==== Extracted records ====
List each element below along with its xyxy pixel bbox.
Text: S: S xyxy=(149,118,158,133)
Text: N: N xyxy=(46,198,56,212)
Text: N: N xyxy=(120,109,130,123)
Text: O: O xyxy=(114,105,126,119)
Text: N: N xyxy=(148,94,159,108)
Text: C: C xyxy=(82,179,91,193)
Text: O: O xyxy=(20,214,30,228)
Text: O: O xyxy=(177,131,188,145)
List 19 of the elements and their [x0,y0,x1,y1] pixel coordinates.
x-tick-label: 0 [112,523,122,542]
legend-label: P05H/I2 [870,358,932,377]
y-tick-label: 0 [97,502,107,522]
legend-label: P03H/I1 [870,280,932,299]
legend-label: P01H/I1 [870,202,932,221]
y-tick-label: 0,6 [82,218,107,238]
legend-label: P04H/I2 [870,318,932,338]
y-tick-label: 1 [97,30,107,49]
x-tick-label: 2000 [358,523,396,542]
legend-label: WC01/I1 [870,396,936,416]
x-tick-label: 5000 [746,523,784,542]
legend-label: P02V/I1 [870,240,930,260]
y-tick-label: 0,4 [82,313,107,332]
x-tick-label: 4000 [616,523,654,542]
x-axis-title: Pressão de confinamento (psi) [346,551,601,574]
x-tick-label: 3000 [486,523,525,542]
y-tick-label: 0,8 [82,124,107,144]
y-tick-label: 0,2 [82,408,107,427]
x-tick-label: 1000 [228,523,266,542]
====
Task prompt
Rewrite every line of the entries above as a JSON list of strings, one string per line, omitting blank lines.

Expected output
[
  "List each element below along with its xyxy pixel bbox.",
  "Text: S: S xyxy=(149,118,158,133)",
  "Text: N: N xyxy=(46,198,56,212)",
  "Text: N: N xyxy=(120,109,130,123)",
  "Text: O: O xyxy=(114,105,126,119)",
  "Text: N: N xyxy=(148,94,159,108)",
  "Text: C: C xyxy=(82,179,91,193)",
  "Text: O: O xyxy=(20,214,30,228)",
  "Text: O: O xyxy=(177,131,188,145)",
  "List 19 of the elements and their [x0,y0,x1,y1] pixel coordinates.",
  "x-tick-label: 0 [112,523,122,542]",
  "legend-label: P05H/I2 [870,358,932,377]",
  "y-tick-label: 0 [97,502,107,522]",
  "legend-label: P03H/I1 [870,280,932,299]",
  "legend-label: P01H/I1 [870,202,932,221]",
  "y-tick-label: 0,6 [82,218,107,238]",
  "legend-label: P04H/I2 [870,318,932,338]",
  "y-tick-label: 1 [97,30,107,49]",
  "x-tick-label: 2000 [358,523,396,542]",
  "legend-label: WC01/I1 [870,396,936,416]",
  "x-tick-label: 5000 [746,523,784,542]",
  "legend-label: P02V/I1 [870,240,930,260]",
  "y-tick-label: 0,4 [82,313,107,332]",
  "x-tick-label: 4000 [616,523,654,542]",
  "x-axis-title: Pressão de confinamento (psi) [346,551,601,574]",
  "x-tick-label: 3000 [486,523,525,542]",
  "y-tick-label: 0,8 [82,124,107,144]",
  "y-tick-label: 0,2 [82,408,107,427]",
  "x-tick-label: 1000 [228,523,266,542]"
]